__OBJECTIVE__. Records follow. Select each line holding "Russia".

------ EXTRACTED MATERIAL

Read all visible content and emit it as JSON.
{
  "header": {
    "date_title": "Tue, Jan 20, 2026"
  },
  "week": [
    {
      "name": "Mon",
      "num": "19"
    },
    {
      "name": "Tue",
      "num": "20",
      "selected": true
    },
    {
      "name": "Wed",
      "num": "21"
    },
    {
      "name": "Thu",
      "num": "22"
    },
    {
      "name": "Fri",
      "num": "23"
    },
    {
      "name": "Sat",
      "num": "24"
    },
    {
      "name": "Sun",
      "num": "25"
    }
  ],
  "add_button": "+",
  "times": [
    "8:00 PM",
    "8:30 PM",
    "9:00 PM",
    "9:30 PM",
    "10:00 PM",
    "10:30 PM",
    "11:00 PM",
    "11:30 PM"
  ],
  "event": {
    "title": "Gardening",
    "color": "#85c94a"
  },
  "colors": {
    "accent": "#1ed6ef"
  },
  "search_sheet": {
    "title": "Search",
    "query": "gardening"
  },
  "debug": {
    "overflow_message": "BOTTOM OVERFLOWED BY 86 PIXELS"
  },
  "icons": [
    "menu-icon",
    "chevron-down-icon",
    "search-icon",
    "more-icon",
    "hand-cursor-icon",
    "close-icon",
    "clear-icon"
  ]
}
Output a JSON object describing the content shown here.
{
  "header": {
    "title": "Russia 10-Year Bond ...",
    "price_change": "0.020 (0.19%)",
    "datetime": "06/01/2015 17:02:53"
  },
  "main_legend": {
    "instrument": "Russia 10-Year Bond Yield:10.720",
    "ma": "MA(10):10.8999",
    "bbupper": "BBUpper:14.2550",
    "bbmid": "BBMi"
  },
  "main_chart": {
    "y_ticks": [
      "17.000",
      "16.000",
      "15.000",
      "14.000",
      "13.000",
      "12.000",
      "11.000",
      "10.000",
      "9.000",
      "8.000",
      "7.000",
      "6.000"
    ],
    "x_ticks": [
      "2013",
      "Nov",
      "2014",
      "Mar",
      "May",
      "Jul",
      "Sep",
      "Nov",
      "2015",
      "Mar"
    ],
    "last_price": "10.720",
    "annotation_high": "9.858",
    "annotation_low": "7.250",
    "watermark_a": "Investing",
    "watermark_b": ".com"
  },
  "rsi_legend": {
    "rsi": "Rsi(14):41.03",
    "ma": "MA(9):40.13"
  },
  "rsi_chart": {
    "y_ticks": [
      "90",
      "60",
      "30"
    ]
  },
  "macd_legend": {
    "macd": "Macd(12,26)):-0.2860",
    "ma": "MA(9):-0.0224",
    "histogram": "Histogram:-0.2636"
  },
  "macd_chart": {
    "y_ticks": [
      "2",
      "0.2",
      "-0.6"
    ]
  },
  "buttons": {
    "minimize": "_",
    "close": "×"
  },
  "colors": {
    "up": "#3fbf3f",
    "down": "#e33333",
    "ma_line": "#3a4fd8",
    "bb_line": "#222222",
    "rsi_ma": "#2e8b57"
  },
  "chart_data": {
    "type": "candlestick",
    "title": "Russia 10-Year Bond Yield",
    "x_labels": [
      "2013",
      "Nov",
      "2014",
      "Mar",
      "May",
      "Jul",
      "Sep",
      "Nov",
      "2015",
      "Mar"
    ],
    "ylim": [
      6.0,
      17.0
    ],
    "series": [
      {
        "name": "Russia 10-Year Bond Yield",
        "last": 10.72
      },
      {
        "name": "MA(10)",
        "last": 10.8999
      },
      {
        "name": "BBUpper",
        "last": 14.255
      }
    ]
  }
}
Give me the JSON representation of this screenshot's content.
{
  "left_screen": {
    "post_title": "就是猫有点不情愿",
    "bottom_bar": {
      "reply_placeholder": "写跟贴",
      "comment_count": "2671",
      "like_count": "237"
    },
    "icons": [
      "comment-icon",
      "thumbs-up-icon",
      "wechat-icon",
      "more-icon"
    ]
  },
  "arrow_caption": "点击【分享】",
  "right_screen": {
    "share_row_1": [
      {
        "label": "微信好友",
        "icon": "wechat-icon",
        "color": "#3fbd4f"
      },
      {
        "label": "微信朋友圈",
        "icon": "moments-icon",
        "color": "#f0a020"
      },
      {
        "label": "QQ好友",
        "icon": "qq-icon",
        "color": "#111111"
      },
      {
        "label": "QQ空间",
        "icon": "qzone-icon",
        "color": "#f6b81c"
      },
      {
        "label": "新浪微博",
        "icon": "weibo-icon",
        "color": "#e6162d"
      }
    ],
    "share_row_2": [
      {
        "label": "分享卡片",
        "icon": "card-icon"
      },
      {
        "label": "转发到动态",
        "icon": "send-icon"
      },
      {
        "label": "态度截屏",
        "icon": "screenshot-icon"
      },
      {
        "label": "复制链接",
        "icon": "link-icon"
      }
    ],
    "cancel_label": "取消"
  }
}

------------

__EXPECTED OUTPUT__.
    "title": "Russia 10-Year Bond ...",
    "instrument": "Russia 10-Year Bond Yield:10.720",
    "title": "Russia 10-Year Bond Yield",
        "name": "Russia 10-Year Bond Yield",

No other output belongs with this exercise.